[Objective] Keep only the lines of the data below that contain "value", and copy them.

╭─ Records

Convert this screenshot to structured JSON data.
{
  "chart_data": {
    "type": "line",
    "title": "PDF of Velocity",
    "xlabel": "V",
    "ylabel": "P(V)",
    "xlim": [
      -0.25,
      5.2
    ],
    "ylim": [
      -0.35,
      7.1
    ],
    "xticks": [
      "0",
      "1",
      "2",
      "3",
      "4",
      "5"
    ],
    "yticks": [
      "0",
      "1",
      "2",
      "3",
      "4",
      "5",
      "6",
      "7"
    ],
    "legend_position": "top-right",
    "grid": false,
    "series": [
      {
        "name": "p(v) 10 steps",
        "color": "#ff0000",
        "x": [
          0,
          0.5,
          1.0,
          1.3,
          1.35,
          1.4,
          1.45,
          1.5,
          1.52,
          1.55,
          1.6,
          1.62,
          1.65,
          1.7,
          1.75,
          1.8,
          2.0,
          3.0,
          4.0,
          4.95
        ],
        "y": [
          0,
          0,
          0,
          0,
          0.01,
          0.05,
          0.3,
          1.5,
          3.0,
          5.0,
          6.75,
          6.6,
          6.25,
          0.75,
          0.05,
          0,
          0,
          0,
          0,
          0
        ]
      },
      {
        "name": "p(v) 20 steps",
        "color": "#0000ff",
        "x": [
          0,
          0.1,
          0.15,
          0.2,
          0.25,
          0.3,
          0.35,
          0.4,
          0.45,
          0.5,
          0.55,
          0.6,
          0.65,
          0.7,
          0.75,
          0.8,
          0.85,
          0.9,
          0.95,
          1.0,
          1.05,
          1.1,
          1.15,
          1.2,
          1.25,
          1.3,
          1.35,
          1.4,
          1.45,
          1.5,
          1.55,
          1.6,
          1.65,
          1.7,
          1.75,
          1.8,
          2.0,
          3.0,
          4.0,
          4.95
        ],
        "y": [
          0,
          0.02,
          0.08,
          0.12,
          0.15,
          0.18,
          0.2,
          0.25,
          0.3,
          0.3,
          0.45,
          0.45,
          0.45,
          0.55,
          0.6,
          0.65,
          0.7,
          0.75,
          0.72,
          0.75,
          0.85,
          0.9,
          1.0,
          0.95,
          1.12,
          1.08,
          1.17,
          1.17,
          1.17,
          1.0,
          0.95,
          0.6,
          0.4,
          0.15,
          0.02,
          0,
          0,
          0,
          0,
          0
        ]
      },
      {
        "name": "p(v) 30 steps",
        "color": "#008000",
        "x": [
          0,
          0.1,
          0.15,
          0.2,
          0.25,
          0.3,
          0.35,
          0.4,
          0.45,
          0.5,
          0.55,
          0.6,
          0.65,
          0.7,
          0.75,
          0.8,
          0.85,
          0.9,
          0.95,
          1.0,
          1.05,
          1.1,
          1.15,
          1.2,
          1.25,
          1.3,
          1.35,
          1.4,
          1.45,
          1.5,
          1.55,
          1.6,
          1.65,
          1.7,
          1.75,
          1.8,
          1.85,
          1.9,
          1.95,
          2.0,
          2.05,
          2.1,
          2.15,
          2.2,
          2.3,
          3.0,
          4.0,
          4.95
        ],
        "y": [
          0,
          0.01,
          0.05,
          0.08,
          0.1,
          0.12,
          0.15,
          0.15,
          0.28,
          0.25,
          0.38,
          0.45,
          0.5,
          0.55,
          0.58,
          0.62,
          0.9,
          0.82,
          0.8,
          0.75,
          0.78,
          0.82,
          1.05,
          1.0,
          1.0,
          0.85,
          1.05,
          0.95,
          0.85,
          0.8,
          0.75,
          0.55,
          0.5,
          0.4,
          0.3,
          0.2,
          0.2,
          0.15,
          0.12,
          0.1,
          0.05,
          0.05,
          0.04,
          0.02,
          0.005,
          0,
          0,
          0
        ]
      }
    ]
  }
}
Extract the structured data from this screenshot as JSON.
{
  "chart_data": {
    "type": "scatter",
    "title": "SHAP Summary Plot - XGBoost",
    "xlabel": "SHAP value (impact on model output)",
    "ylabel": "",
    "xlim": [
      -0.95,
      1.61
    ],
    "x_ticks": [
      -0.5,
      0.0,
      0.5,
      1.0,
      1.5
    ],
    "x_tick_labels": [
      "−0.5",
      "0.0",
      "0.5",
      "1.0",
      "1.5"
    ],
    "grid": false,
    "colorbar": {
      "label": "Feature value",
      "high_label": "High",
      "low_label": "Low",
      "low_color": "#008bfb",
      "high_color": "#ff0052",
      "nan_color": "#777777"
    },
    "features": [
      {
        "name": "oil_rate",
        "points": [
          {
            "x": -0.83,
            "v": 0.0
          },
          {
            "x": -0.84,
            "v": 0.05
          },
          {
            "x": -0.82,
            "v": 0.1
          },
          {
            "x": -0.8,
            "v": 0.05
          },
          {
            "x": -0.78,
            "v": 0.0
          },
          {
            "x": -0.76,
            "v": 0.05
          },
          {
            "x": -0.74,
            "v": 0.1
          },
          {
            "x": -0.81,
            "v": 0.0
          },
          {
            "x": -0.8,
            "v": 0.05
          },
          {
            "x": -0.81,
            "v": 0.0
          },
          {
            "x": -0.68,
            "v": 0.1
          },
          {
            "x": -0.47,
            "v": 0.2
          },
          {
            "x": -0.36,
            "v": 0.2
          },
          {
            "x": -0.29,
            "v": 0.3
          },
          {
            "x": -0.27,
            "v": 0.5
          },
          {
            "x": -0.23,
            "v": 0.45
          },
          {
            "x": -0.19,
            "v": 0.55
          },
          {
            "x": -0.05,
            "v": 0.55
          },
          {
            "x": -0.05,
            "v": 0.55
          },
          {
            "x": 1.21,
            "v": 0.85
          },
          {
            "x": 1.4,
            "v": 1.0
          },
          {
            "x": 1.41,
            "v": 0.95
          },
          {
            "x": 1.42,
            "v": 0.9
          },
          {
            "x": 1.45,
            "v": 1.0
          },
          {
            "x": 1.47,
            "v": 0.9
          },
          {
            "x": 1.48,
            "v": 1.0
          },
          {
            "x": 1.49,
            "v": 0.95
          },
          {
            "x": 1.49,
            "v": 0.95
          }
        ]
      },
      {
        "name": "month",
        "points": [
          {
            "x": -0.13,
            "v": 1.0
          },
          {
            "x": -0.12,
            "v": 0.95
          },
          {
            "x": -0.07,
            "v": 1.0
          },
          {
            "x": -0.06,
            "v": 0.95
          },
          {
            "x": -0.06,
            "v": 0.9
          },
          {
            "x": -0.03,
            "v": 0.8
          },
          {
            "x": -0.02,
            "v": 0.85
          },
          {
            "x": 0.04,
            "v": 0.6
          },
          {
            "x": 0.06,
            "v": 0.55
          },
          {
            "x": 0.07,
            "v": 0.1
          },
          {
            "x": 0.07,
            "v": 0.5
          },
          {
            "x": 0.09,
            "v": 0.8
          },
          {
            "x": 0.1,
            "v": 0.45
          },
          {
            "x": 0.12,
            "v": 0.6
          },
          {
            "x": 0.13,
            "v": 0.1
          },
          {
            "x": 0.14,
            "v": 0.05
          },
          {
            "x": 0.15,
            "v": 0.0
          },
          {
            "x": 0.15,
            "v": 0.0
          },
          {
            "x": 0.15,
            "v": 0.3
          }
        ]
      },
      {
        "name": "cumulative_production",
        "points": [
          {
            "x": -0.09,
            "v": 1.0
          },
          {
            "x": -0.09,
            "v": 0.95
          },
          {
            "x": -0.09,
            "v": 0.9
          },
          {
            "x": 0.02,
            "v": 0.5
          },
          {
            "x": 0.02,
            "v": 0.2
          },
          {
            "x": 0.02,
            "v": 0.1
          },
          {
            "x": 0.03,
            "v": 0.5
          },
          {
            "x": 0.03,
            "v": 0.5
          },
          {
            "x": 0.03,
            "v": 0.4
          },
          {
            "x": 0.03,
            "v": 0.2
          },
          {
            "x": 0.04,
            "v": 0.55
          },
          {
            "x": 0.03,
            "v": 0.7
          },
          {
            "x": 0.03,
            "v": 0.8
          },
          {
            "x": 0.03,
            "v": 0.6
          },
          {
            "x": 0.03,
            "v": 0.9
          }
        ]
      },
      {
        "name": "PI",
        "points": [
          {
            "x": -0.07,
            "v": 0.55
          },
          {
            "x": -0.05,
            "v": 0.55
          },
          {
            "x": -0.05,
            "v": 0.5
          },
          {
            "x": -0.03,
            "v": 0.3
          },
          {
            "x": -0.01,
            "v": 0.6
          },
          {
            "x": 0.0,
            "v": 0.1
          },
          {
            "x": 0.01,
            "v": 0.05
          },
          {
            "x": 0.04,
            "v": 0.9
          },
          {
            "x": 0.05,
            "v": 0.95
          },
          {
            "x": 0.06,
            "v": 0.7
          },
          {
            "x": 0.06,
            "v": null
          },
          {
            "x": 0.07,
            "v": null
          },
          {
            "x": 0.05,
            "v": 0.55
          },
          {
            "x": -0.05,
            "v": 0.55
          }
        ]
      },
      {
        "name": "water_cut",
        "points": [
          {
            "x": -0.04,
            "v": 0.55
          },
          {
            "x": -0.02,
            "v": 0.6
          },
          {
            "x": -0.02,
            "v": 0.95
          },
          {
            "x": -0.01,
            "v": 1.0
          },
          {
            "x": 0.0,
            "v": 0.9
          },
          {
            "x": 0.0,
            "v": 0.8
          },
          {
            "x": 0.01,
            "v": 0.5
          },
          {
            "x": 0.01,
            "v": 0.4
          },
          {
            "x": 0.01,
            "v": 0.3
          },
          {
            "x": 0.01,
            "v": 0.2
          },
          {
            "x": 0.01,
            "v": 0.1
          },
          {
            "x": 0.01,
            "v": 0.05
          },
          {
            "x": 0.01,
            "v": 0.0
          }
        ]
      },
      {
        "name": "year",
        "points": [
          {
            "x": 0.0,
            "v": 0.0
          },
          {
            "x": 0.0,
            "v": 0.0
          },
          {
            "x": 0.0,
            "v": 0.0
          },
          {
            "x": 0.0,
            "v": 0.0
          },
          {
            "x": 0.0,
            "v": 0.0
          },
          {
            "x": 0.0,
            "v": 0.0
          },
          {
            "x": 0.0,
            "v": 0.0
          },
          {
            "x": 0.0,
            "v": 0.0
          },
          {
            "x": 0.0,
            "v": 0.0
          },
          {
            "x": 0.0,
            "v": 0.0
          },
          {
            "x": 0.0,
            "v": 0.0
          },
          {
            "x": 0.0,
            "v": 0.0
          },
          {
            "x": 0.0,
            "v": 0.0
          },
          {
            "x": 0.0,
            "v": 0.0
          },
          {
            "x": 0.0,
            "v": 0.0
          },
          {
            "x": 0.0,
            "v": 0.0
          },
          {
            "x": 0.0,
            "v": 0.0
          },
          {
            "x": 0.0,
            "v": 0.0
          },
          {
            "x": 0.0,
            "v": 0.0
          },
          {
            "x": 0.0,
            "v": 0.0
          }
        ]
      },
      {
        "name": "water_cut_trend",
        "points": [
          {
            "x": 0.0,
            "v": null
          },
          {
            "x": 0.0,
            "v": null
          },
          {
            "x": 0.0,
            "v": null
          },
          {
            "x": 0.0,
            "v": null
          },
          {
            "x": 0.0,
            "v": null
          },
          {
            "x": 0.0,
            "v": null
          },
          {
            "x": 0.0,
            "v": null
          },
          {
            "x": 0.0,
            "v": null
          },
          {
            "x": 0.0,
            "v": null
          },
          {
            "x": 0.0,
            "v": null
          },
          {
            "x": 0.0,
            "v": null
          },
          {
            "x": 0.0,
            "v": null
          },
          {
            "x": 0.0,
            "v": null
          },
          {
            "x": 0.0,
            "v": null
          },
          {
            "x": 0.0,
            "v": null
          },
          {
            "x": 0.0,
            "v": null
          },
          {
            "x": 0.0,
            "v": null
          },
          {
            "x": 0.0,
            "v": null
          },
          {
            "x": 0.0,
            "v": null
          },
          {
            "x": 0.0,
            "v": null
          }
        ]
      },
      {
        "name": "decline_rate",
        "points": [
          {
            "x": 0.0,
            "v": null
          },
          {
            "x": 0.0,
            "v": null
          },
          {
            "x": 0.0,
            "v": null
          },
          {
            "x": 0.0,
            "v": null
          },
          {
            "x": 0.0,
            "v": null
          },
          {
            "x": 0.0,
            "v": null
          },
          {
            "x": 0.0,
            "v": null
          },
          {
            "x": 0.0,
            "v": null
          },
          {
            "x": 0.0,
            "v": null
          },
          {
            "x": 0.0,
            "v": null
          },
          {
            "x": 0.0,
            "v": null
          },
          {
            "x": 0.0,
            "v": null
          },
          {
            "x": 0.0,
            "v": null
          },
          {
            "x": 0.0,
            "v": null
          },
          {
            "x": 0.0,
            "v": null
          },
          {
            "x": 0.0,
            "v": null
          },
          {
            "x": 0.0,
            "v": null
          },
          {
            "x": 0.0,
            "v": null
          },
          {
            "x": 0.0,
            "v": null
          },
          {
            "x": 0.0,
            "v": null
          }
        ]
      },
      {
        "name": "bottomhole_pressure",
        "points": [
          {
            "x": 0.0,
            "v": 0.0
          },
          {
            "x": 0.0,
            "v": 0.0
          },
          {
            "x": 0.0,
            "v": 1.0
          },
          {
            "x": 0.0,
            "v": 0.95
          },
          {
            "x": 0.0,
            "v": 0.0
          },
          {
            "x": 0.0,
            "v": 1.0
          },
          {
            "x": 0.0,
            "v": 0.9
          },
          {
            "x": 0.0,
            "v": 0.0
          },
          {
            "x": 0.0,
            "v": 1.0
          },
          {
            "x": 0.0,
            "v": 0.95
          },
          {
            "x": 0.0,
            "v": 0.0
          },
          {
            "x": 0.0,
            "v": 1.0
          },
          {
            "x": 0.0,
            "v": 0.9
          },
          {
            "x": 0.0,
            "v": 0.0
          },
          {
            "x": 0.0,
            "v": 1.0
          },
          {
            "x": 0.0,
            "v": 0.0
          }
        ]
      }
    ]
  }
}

╰─

[Exercise result]
    "xlabel": "SHAP value (impact on model output)",
      "label": "Feature value",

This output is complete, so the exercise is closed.